» Your objective: Wherever a line holds the string "xlabel", copy that line.

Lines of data
— Begin —

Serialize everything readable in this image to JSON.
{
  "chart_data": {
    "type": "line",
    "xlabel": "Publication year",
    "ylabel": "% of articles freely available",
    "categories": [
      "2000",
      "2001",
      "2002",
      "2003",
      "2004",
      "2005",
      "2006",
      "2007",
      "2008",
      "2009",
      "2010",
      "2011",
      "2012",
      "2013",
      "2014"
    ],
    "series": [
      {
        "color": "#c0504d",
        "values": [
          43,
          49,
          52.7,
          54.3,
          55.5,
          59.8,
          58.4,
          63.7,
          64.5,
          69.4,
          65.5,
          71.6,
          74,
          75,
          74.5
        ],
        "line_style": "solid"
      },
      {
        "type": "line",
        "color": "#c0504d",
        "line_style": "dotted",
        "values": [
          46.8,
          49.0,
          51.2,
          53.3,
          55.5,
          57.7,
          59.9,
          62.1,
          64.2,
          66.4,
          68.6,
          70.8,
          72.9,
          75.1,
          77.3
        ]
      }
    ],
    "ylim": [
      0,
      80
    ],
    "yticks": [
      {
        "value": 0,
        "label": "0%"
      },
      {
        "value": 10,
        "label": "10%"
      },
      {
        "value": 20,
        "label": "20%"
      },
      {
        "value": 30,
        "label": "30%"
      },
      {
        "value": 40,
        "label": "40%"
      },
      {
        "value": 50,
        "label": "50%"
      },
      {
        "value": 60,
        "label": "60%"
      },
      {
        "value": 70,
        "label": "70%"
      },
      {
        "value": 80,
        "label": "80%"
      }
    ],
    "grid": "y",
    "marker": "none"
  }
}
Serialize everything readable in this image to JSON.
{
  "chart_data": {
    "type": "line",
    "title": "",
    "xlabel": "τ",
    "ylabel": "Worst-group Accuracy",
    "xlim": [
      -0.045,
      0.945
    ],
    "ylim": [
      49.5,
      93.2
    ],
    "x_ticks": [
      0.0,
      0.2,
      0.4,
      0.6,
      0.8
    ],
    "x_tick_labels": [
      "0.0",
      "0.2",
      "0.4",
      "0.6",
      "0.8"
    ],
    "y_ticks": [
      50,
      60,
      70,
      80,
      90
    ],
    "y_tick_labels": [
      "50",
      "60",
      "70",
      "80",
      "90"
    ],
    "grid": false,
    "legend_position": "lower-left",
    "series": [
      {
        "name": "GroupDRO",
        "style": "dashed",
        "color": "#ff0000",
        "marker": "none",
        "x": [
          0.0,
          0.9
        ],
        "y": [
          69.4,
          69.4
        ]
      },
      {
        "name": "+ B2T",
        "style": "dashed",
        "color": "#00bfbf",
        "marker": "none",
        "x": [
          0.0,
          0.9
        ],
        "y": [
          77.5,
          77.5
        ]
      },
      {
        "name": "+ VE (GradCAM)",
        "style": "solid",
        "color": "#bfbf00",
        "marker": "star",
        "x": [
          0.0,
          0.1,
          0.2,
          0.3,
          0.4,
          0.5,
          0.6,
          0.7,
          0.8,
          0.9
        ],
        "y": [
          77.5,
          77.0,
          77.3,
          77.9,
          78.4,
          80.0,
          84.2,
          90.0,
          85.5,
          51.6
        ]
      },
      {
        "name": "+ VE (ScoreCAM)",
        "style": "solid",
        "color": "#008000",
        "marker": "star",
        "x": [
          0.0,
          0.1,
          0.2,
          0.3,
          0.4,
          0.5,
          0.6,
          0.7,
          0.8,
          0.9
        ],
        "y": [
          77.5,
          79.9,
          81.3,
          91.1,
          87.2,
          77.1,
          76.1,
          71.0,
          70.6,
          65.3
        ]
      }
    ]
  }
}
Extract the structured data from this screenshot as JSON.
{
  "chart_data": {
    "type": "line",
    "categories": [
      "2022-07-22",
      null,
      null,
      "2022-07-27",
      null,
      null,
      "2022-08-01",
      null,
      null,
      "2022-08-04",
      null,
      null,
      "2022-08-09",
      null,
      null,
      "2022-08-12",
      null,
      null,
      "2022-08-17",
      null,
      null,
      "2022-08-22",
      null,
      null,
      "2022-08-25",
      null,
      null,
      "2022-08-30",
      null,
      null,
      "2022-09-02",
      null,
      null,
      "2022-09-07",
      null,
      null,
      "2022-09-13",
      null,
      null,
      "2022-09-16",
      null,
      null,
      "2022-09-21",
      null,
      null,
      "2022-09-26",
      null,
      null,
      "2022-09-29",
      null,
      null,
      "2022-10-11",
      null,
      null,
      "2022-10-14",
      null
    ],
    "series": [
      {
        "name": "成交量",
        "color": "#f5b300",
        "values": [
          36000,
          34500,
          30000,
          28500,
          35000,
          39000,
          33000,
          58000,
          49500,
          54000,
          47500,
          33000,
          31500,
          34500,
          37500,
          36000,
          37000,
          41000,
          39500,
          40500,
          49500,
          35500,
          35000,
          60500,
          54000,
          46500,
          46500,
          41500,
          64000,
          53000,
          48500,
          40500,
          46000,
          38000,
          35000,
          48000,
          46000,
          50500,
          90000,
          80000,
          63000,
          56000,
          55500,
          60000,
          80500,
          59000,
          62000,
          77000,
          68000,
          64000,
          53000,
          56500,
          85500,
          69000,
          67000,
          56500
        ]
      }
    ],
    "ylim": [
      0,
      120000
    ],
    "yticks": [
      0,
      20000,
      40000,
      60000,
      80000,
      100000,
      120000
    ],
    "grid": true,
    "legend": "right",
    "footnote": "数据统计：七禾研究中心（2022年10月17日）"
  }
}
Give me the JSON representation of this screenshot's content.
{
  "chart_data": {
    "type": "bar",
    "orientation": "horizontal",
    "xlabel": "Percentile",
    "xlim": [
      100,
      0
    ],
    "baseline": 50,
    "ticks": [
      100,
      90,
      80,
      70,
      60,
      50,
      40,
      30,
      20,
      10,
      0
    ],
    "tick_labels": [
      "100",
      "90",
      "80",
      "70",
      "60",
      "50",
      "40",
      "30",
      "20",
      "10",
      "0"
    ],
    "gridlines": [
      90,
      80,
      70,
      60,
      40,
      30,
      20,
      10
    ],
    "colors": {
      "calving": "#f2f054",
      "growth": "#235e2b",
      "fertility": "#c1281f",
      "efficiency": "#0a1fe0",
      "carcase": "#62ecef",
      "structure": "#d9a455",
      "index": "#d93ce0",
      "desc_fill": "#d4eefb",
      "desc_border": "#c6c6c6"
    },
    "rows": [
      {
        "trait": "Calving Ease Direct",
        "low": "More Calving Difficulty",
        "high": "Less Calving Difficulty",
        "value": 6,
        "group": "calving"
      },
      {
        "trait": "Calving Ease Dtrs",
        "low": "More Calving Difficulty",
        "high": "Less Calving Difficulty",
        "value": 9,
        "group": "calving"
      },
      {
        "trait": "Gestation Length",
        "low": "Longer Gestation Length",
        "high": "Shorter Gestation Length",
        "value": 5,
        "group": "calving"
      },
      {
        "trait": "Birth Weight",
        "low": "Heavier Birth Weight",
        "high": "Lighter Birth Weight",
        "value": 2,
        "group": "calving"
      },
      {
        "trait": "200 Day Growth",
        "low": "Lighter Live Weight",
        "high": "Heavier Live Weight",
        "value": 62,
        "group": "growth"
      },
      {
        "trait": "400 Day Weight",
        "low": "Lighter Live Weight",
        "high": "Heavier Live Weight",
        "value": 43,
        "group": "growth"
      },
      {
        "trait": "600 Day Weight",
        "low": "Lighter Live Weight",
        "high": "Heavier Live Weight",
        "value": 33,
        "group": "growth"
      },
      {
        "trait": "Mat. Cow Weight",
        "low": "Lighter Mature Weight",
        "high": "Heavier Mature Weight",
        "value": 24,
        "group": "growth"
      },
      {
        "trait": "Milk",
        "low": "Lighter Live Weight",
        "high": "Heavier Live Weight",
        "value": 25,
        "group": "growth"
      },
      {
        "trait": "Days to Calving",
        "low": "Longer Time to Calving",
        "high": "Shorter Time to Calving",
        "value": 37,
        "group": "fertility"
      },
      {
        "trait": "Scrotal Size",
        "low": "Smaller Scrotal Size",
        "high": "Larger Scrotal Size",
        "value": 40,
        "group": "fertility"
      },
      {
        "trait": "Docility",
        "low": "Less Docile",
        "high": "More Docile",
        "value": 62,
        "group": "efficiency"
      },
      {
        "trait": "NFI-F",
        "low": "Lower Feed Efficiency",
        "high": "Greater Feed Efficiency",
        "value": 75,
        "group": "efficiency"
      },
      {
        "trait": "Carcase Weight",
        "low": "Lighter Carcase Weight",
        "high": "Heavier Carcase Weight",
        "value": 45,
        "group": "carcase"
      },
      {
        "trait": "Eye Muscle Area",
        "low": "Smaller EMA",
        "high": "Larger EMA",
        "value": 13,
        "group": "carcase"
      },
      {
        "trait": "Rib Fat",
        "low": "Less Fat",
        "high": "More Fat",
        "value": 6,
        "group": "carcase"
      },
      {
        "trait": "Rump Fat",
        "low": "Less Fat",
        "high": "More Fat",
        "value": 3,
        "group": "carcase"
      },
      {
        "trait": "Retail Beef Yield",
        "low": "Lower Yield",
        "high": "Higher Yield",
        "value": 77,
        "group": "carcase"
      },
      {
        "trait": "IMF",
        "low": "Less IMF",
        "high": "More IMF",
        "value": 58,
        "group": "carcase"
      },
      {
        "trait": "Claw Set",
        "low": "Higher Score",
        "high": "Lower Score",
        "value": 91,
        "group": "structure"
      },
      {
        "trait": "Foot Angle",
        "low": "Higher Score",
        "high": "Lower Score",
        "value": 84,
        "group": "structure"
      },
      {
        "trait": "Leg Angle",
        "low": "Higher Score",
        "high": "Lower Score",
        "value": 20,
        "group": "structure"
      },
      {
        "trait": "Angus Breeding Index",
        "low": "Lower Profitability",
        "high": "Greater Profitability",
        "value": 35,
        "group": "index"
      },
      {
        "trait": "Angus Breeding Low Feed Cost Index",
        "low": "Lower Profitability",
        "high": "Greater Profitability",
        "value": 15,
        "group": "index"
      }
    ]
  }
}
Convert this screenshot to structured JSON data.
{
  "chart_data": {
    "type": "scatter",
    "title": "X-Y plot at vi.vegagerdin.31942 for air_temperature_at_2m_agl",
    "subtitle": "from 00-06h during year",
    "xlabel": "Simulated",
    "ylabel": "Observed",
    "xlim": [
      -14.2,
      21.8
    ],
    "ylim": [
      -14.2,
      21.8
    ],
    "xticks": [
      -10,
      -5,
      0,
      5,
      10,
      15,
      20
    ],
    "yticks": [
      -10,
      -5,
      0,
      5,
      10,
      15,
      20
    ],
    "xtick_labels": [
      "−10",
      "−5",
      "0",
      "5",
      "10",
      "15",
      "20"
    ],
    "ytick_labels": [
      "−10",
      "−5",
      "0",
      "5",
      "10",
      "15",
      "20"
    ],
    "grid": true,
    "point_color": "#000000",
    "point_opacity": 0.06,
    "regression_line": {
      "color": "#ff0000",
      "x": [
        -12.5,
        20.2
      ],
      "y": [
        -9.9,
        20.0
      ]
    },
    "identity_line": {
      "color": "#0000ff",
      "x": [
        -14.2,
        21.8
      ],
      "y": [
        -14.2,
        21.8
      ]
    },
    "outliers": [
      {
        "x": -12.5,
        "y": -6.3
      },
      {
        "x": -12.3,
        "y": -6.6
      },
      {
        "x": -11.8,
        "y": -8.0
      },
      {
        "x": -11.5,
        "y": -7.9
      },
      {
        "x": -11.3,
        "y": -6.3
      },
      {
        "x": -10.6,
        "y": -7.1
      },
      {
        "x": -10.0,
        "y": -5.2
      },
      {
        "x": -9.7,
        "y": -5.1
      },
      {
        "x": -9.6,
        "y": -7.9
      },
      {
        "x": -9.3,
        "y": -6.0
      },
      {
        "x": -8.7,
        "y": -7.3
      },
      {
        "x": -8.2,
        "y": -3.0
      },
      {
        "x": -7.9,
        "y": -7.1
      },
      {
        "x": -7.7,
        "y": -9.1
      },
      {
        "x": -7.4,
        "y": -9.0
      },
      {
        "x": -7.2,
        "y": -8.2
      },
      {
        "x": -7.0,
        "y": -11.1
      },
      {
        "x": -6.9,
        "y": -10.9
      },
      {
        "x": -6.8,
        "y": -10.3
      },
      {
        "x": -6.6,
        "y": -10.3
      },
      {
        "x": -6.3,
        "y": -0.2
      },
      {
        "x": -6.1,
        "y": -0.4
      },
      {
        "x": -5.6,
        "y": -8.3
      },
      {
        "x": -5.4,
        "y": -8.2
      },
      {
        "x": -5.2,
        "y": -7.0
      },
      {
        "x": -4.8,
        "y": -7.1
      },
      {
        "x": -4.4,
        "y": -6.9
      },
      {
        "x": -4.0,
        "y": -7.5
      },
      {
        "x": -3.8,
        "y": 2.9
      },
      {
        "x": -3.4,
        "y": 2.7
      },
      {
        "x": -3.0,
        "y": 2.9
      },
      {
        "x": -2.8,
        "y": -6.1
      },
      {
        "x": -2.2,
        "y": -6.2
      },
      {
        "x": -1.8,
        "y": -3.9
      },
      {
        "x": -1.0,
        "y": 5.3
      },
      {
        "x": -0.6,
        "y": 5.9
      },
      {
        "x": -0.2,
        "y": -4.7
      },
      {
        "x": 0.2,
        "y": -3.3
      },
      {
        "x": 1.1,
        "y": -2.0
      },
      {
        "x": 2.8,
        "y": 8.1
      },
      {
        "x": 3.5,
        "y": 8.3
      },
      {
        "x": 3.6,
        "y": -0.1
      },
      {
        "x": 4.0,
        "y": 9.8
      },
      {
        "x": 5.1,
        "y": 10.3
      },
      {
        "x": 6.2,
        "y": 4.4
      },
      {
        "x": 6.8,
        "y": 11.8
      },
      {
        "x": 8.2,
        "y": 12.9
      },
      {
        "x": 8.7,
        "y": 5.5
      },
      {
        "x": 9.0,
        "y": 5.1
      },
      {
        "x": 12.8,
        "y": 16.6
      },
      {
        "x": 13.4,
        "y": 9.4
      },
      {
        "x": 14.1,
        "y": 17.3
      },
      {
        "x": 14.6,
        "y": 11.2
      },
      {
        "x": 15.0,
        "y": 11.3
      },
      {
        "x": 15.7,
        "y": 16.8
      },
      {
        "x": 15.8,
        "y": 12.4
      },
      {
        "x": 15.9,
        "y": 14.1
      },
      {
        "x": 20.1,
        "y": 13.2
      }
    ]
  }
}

— End —

» Worked answer:
    "xlabel": "Publication year",
    "xlabel": "τ",
    "xlabel": "Percentile",
    "xlabel": "Simulated",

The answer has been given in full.